● **TO DO**
Go through the entries below, tally each line with the string "amount", and give the final number by itself.

- - - - - - -

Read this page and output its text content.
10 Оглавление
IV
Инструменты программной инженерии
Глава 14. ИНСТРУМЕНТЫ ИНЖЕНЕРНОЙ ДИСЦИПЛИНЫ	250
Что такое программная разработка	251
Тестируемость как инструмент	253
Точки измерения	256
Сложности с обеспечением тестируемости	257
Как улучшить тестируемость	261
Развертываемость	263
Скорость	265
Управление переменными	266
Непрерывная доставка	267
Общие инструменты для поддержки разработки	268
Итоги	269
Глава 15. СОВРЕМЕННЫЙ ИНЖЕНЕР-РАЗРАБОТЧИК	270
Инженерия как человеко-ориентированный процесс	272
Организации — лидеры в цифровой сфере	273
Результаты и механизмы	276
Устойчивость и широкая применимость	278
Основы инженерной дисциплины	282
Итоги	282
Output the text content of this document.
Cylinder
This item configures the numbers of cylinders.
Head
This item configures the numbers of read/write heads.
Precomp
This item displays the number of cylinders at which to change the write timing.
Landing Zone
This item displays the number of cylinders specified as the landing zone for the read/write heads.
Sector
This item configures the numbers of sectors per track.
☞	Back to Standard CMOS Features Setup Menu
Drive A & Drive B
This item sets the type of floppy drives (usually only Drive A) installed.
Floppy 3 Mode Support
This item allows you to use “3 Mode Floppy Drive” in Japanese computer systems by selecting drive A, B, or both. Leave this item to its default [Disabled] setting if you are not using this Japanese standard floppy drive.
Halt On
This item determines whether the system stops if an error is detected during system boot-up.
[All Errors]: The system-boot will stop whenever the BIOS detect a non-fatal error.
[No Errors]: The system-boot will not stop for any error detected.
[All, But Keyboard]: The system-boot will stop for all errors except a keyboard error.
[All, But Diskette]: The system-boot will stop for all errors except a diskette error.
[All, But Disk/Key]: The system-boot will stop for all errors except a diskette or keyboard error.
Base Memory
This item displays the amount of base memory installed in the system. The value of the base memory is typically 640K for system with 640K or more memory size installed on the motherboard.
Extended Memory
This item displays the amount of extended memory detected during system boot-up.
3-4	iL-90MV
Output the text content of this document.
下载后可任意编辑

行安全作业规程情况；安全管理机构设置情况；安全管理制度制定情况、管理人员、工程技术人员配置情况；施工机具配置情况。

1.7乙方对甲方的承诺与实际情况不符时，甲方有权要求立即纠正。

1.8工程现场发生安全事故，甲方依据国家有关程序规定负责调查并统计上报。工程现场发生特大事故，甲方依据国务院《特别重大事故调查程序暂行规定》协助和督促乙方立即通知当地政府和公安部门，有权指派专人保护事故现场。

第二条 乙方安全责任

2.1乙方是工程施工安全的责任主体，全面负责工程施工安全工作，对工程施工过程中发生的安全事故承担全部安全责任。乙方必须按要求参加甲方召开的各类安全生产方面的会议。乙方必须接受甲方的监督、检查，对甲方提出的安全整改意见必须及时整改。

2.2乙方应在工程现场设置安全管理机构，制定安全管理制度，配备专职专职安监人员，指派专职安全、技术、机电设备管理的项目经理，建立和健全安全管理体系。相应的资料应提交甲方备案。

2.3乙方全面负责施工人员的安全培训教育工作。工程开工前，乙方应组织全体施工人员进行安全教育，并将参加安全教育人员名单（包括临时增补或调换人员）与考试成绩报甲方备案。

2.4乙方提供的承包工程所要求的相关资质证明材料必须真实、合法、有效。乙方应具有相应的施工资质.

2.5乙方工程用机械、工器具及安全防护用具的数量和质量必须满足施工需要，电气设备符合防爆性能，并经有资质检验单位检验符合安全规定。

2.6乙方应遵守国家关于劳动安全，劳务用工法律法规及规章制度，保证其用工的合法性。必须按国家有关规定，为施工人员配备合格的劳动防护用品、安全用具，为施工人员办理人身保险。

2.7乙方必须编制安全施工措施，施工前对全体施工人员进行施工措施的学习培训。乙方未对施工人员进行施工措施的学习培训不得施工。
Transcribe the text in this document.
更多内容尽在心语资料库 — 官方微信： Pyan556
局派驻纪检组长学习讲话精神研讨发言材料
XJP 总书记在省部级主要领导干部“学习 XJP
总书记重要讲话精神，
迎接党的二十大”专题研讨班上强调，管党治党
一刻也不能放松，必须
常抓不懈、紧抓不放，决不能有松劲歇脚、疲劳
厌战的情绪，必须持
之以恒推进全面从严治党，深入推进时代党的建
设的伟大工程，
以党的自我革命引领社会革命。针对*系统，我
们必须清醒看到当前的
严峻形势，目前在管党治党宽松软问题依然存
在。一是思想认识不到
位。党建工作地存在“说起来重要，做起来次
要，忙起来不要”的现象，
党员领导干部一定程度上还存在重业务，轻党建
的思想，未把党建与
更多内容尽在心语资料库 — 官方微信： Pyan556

- - - - - - -

● **WRITTEN ANSWER**
2